══ Material for this exercise ══

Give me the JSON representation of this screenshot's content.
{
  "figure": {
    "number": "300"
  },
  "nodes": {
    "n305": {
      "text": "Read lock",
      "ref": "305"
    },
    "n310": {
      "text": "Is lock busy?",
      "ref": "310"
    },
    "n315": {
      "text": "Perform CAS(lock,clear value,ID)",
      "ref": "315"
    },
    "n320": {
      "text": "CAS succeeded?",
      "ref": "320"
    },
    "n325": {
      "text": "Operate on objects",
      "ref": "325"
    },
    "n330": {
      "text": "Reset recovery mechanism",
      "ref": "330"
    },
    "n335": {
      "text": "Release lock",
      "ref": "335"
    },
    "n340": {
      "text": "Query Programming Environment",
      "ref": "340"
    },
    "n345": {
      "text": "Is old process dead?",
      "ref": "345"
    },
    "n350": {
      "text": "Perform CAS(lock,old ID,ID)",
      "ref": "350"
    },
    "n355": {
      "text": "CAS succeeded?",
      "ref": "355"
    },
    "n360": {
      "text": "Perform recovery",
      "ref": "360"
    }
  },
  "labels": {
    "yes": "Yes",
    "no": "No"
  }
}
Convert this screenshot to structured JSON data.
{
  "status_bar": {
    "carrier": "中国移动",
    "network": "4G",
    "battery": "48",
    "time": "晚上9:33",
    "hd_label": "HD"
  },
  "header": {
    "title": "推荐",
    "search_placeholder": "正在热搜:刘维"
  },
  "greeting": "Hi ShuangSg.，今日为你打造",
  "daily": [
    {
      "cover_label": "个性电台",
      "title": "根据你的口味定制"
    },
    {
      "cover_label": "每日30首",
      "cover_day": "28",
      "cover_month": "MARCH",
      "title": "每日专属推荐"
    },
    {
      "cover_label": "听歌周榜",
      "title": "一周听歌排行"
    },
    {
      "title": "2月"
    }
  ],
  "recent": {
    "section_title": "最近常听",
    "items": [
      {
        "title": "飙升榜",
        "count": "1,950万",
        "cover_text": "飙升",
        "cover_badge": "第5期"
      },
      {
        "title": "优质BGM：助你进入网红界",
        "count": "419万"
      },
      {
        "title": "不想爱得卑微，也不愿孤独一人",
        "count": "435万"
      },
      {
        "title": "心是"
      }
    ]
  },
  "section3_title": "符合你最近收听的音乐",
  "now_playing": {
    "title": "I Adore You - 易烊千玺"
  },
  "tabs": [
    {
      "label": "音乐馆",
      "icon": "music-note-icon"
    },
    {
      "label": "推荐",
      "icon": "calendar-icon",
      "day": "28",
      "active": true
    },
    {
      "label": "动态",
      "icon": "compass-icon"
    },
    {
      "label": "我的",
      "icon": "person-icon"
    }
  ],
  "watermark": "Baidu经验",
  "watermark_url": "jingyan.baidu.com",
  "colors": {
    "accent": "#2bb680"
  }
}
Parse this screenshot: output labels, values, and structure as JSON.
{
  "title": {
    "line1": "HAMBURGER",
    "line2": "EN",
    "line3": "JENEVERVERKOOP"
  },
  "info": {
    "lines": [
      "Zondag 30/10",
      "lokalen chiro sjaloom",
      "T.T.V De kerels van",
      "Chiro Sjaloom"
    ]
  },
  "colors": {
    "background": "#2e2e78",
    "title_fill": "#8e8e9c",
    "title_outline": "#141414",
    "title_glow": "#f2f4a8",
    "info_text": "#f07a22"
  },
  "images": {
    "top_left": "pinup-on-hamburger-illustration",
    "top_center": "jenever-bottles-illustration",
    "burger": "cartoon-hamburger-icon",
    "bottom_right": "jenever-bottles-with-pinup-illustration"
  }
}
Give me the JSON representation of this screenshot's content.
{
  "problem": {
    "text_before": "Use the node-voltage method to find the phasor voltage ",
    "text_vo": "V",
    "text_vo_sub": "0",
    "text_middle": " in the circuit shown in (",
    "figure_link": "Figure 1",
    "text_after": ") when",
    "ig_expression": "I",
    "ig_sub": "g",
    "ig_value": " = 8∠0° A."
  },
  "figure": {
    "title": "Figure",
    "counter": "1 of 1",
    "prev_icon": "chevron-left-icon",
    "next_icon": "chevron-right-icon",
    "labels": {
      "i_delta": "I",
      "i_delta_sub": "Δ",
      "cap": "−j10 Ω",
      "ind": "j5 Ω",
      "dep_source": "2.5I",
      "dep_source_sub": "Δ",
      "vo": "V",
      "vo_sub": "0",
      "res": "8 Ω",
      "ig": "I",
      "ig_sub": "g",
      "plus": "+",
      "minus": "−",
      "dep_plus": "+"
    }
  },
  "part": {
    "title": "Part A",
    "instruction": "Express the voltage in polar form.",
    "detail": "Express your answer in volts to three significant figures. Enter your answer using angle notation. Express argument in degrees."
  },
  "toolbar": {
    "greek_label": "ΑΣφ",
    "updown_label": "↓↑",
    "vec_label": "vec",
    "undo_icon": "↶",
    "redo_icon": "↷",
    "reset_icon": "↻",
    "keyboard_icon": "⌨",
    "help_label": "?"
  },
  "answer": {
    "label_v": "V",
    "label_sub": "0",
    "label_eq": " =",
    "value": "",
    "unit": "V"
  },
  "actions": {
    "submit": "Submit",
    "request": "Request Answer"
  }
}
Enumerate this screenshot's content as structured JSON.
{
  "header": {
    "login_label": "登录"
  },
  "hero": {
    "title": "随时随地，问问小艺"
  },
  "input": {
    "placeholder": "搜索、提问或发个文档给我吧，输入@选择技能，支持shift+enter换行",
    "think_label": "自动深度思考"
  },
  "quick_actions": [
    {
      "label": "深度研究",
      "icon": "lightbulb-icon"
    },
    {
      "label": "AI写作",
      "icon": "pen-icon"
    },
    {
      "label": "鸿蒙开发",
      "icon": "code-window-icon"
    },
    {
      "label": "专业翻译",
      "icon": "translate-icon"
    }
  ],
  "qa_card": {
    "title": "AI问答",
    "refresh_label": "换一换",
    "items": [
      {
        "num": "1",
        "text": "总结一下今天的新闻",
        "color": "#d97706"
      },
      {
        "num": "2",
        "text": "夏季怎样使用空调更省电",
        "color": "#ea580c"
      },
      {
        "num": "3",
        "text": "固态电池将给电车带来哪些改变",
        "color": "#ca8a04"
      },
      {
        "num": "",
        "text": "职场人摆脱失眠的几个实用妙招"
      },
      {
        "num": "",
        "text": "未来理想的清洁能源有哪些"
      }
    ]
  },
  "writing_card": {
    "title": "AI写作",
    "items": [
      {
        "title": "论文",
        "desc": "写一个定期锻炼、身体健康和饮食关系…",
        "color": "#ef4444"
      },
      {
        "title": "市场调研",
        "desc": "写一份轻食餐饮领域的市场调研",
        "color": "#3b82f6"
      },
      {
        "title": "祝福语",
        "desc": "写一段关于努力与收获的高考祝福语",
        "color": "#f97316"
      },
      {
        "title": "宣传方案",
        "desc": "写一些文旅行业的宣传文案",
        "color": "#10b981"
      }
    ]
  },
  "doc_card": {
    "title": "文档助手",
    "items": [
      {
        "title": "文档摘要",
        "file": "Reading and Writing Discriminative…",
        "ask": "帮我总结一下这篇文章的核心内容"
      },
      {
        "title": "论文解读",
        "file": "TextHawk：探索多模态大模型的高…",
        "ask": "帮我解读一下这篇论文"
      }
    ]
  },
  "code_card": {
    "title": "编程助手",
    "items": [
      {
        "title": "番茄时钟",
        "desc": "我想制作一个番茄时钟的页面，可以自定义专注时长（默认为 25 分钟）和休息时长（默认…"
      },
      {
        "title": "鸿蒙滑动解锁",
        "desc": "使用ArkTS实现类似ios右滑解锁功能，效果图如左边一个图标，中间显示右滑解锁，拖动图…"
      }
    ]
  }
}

═══

Problem description:
Every entry should be output exactly as written, please.

Exercise answer:
Give me the JSON representation of this screenshot's content.
{
  "figure": {
    "number": "300"
  },
  "nodes": {
    "n305": {
      "text": "Read lock",
      "ref": "305"
    },
    "n310": {
      "text": "Is lock busy?",
      "ref": "310"
    },
    "n315": {
      "text": "Perform CAS(lock,clear value,ID)",
      "ref": "315"
    },
    "n320": {
      "text": "CAS succeeded?",
      "ref": "320"
    },
    "n325": {
      "text": "Operate on objects",
      "ref": "325"
    },
    "n330": {
      "text": "Reset recovery mechanism",
      "ref": "330"
    },
    "n335": {
      "text": "Release lock",
      "ref": "335"
    },
    "n340": {
      "text": "Query Programming Environment",
      "ref": "340"
    },
    "n345": {
      "text": "Is old process dead?",
      "ref": "345"
    },
    "n350": {
      "text": "Perform CAS(lock,old ID,ID)",
      "ref": "350"
    },
    "n355": {
      "text": "CAS succeeded?",
      "ref": "355"
    },
    "n360": {
      "text": "Perform recovery",
      "ref": "360"
    }
  },
  "labels": {
    "yes": "Yes",
    "no": "No"
  }
}
Convert this screenshot to structured JSON data.
{
  "status_bar": {
    "carrier": "中国移动",
    "network": "4G",
    "battery": "48",
    "time": "晚上9:33",
    "hd_label": "HD"
  },
  "header": {
    "title": "推荐",
    "search_placeholder": "正在热搜:刘维"
  },
  "greeting": "Hi ShuangSg.，今日为你打造",
  "daily": [
    {
      "cover_label": "个性电台",
      "title": "根据你的口味定制"
    },
    {
      "cover_label": "每日30首",
      "cover_day": "28",
      "cover_month": "MARCH",
      "title": "每日专属推荐"
    },
    {
      "cover_label": "听歌周榜",
      "title": "一周听歌排行"
    },
    {
      "title": "2月"
    }
  ],
  "recent": {
    "section_title": "最近常听",
    "items": [
      {
        "title": "飙升榜",
        "count": "1,950万",
        "cover_text": "飙升",
        "cover_badge": "第5期"
      },
      {
        "title": "优质BGM：助你进入网红界",
        "count": "419万"
      },
      {
        "title": "不想爱得卑微，也不愿孤独一人",
        "count": "435万"
      },
      {
        "title": "心是"
      }
    ]
  },
  "section3_title": "符合你最近收听的音乐",
  "now_playing": {
    "title": "I Adore You - 易烊千玺"
  },
  "tabs": [
    {
      "label": "音乐馆",
      "icon": "music-note-icon"
    },
    {
      "label": "推荐",
      "icon": "calendar-icon",
      "day": "28",
      "active": true
    },
    {
      "label": "动态",
      "icon": "compass-icon"
    },
    {
      "label": "我的",
      "icon": "person-icon"
    }
  ],
  "watermark": "Baidu经验",
  "watermark_url": "jingyan.baidu.com",
  "colors": {
    "accent": "#2bb680"
  }
}
Parse this screenshot: output labels, values, and structure as JSON.
{
  "title": {
    "line1": "HAMBURGER",
    "line2": "EN",
    "line3": "JENEVERVERKOOP"
  },
  "info": {
    "lines": [
      "Zondag 30/10",
      "lokalen chiro sjaloom",
      "T.T.V De kerels van",
      "Chiro Sjaloom"
    ]
  },
  "colors": {
    "background": "#2e2e78",
    "title_fill": "#8e8e9c",
    "title_outline": "#141414",
    "title_glow": "#f2f4a8",
    "info_text": "#f07a22"
  },
  "images": {
    "top_left": "pinup-on-hamburger-illustration",
    "top_center": "jenever-bottles-illustration",
    "burger": "cartoon-hamburger-icon",
    "bottom_right": "jenever-bottles-with-pinup-illustration"
  }
}
Give me the JSON representation of this screenshot's content.
{
  "problem": {
    "text_before": "Use the node-voltage method to find the phasor voltage ",
    "text_vo": "V",
    "text_vo_sub": "0",
    "text_middle": " in the circuit shown in (",
    "figure_link": "Figure 1",
    "text_after": ") when",
    "ig_expression": "I",
    "ig_sub": "g",
    "ig_value": " = 8∠0° A."
  },
  "figure": {
    "title": "Figure",
    "counter": "1 of 1",
    "prev_icon": "chevron-left-icon",
    "next_icon": "chevron-right-icon",
    "labels": {
      "i_delta": "I",
      "i_delta_sub": "Δ",
      "cap": "−j10 Ω",
      "ind": "j5 Ω",
      "dep_source": "2.5I",
      "dep_source_sub": "Δ",
      "vo": "V",
      "vo_sub": "0",
      "res": "8 Ω",
      "ig": "I",
      "ig_sub": "g",
      "plus": "+",
      "minus": "−",
      "dep_plus": "+"
    }
  },
  "part": {
    "title": "Part A",
    "instruction": "Express the voltage in polar form.",
    "detail": "Express your answer in volts to three significant figures. Enter your answer using angle notation. Express argument in degrees."
  },
  "toolbar": {
    "greek_label": "ΑΣφ",
    "updown_label": "↓↑",
    "vec_label": "vec",
    "undo_icon": "↶",
    "redo_icon": "↷",
    "reset_icon": "↻",
    "keyboard_icon": "⌨",
    "help_label": "?"
  },
  "answer": {
    "label_v": "V",
    "label_sub": "0",
    "label_eq": " =",
    "value": "",
    "unit": "V"
  },
  "actions": {
    "submit": "Submit",
    "request": "Request Answer"
  }
}
Enumerate this screenshot's content as structured JSON.
{
  "header": {
    "login_label": "登录"
  },
  "hero": {
    "title": "随时随地，问问小艺"
  },
  "input": {
    "placeholder": "搜索、提问或发个文档给我吧，输入@选择技能，支持shift+enter换行",
    "think_label": "自动深度思考"
  },
  "quick_actions": [
    {
      "label": "深度研究",
      "icon": "lightbulb-icon"
    },
    {
      "label": "AI写作",
      "icon": "pen-icon"
    },
    {
      "label": "鸿蒙开发",
      "icon": "code-window-icon"
    },
    {
      "label": "专业翻译",
      "icon": "translate-icon"
    }
  ],
  "qa_card": {
    "title": "AI问答",
    "refresh_label": "换一换",
    "items": [
      {
        "num": "1",
        "text": "总结一下今天的新闻",
        "color": "#d97706"
      },
      {
        "num": "2",
        "text": "夏季怎样使用空调更省电",
        "color": "#ea580c"
      },
      {
        "num": "3",
        "text": "固态电池将给电车带来哪些改变",
        "color": "#ca8a04"
      },
      {
        "num": "",
        "text": "职场人摆脱失眠的几个实用妙招"
      },
      {
        "num": "",
        "text": "未来理想的清洁能源有哪些"
      }
    ]
  },
  "writing_card": {
    "title": "AI写作",
    "items": [
      {
        "title": "论文",
        "desc": "写一个定期锻炼、身体健康和饮食关系…",
        "color": "#ef4444"
      },
      {
        "title": "市场调研",
        "desc": "写一份轻食餐饮领域的市场调研",
        "color": "#3b82f6"
      },
      {
        "title": "祝福语",
        "desc": "写一段关于努力与收获的高考祝福语",
        "color": "#f97316"
      },
      {
        "title": "宣传方案",
        "desc": "写一些文旅行业的宣传文案",
        "color": "#10b981"
      }
    ]
  },
  "doc_card": {
    "title": "文档助手",
    "items": [
      {
        "title": "文档摘要",
        "file": "Reading and Writing Discriminative…",
        "ask": "帮我总结一下这篇文章的核心内容"
      },
      {
        "title": "论文解读",
        "file": "TextHawk：探索多模态大模型的高…",
        "ask": "帮我解读一下这篇论文"
      }
    ]
  },
  "code_card": {
    "title": "编程助手",
    "items": [
      {
        "title": "番茄时钟",
        "desc": "我想制作一个番茄时钟的页面，可以自定义专注时长（默认为 25 分钟）和休息时长（默认…"
      },
      {
        "title": "鸿蒙滑动解锁",
        "desc": "使用ArkTS实现类似ios右滑解锁功能，效果图如左边一个图标，中间显示右滑解锁，拖动图…"
      }
    ]
  }
}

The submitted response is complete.